- [Challenge] In the records that follow, show each line where the word "Expression" is present.

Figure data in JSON

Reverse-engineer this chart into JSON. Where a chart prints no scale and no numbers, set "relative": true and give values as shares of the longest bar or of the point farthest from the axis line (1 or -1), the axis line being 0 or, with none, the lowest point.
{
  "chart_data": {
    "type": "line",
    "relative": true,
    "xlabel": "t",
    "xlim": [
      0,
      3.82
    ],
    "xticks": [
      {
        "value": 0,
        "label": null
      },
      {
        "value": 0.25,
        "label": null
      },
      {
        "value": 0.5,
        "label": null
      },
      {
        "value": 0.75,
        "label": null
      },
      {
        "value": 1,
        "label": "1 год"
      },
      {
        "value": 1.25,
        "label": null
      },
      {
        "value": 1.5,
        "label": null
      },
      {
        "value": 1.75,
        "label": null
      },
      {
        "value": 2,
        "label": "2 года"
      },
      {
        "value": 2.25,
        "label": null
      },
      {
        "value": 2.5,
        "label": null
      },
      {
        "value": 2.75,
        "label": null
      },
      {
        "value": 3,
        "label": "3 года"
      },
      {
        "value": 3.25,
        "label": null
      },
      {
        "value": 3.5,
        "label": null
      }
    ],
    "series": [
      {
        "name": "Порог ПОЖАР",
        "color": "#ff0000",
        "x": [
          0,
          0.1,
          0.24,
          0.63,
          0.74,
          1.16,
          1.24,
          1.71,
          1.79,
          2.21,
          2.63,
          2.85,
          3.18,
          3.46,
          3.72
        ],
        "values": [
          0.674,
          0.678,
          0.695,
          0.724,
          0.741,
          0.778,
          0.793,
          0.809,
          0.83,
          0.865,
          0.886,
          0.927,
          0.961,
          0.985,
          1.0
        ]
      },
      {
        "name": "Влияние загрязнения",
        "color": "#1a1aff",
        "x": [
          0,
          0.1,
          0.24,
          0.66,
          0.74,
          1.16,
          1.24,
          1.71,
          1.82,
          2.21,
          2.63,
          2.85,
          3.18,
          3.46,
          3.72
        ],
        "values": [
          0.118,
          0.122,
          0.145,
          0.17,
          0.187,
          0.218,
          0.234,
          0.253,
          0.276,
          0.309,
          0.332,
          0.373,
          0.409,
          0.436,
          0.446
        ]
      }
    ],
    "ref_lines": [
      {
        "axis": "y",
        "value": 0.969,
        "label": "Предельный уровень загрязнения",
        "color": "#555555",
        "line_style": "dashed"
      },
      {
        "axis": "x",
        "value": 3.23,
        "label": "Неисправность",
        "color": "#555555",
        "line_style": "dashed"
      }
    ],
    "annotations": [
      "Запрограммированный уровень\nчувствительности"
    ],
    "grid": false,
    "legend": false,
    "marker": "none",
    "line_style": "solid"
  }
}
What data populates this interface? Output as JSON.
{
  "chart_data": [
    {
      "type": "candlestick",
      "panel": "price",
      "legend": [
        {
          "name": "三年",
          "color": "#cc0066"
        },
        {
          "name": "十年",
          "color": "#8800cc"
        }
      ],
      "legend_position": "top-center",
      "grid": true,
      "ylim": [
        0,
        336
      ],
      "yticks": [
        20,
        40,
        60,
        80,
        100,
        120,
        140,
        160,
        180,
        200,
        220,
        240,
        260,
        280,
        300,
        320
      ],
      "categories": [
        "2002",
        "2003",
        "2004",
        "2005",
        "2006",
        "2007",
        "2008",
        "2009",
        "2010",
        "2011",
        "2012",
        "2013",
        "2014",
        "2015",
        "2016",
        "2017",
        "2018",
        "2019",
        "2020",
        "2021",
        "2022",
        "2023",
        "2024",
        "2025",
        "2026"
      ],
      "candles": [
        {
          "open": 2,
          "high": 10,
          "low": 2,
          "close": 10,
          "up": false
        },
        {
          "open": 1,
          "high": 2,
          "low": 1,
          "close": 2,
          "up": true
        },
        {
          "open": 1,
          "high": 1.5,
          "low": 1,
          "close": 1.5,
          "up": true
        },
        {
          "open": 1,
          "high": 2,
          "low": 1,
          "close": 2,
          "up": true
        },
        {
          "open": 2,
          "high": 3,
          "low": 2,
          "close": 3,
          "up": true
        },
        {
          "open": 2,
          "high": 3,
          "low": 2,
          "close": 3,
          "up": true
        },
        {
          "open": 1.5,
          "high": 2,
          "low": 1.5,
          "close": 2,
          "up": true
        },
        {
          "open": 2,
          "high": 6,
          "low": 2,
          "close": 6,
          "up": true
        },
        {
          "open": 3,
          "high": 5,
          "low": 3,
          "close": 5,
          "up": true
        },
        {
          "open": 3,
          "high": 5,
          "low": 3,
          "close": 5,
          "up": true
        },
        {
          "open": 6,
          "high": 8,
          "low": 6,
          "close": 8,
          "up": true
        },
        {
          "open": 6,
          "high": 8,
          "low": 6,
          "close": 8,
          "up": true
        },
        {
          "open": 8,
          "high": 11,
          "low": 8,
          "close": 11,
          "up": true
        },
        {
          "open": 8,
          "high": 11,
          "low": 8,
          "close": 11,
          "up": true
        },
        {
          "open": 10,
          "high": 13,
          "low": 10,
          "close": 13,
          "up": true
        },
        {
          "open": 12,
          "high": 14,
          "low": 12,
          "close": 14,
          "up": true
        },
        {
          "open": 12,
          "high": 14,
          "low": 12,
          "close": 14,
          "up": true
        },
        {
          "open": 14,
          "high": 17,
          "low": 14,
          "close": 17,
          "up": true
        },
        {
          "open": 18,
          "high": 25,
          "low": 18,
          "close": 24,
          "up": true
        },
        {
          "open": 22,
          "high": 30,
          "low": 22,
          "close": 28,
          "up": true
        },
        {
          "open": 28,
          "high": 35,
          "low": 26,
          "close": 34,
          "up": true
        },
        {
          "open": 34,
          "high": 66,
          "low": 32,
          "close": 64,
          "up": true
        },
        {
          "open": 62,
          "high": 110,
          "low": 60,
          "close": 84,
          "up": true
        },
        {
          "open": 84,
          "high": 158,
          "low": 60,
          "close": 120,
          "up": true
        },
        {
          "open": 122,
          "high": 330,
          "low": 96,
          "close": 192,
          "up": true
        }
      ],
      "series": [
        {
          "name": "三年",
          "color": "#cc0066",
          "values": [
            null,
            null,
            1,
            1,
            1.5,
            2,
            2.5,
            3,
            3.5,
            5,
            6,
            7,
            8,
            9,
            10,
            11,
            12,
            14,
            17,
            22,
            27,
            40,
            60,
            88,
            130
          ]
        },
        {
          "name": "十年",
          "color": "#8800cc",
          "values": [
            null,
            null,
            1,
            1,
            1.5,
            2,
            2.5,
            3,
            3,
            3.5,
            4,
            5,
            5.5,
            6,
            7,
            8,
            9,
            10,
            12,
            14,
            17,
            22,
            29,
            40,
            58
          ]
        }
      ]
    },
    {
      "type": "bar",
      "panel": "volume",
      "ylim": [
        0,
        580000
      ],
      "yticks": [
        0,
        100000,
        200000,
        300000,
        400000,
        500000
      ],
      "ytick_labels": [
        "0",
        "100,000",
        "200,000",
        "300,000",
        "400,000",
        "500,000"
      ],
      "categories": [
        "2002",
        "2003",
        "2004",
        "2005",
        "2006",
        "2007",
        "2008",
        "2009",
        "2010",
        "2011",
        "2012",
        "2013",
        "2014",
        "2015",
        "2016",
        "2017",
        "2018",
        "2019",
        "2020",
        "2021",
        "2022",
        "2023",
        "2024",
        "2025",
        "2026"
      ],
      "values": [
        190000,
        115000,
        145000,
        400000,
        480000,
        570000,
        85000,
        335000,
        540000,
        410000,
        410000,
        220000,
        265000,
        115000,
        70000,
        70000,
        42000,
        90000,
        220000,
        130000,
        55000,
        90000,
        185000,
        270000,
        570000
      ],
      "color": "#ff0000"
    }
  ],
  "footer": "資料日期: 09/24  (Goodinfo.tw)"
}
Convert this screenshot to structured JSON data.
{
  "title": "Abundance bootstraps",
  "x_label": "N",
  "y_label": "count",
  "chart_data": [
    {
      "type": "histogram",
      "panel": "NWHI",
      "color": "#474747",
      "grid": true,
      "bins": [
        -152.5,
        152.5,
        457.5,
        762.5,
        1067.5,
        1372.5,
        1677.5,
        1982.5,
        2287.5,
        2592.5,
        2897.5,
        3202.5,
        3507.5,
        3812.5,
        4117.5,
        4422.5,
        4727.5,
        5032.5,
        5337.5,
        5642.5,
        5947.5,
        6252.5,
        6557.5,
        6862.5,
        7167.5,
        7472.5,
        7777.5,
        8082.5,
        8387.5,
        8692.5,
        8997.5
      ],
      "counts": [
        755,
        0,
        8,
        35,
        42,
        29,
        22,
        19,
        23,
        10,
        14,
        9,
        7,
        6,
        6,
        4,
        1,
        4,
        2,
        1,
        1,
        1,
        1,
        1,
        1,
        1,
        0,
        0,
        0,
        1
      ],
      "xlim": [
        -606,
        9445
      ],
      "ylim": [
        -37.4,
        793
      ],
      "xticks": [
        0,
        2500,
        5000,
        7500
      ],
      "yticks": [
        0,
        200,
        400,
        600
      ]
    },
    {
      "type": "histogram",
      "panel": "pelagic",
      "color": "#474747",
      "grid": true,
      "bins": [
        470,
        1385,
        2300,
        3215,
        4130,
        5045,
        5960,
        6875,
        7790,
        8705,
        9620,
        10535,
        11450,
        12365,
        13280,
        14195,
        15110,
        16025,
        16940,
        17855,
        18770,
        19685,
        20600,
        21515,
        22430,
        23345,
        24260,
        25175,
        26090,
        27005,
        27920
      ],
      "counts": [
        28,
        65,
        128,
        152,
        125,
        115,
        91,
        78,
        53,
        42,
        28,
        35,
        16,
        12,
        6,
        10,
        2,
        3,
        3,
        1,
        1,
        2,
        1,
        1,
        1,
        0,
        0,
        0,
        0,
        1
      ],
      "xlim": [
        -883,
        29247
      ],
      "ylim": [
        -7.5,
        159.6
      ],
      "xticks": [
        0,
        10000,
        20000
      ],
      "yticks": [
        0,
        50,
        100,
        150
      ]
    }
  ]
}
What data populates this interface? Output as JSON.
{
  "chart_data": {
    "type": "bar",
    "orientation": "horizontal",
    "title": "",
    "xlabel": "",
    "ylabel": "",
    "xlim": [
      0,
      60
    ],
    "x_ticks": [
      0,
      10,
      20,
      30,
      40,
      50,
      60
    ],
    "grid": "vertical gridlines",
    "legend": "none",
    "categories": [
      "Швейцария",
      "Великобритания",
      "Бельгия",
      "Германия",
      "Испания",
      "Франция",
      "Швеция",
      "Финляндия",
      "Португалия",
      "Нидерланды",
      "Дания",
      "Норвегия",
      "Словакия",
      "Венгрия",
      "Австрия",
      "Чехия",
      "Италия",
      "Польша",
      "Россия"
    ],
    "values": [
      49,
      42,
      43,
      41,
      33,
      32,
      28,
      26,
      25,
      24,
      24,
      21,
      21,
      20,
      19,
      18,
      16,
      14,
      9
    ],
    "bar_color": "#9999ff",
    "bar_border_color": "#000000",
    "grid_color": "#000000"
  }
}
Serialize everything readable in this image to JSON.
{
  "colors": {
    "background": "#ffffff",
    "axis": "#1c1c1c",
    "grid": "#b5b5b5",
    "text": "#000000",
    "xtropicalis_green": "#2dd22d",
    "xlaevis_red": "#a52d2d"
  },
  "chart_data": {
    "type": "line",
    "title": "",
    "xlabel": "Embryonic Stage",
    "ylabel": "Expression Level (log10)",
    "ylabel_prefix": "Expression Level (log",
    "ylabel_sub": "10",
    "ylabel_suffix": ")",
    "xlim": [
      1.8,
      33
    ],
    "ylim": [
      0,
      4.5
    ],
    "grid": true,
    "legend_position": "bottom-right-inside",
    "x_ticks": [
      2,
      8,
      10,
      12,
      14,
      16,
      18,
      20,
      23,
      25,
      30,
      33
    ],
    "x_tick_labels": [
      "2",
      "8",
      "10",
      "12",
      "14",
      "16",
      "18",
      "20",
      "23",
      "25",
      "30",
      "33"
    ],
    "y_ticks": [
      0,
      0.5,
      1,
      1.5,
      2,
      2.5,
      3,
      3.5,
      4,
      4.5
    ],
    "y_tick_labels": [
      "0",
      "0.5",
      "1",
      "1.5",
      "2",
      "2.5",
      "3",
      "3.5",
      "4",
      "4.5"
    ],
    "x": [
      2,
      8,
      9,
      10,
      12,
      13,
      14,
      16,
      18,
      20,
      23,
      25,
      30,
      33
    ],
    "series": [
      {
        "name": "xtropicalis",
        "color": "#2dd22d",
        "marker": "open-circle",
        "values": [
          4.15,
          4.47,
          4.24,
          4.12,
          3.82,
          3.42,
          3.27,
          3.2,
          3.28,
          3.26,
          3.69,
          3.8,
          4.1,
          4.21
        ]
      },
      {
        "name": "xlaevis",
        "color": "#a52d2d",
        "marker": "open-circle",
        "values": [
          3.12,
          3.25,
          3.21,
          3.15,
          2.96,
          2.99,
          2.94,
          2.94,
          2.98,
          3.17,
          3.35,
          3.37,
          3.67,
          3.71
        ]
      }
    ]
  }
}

- [Task response]
    "ylabel": "Expression Level (log10)",
    "ylabel_prefix": "Expression Level (log",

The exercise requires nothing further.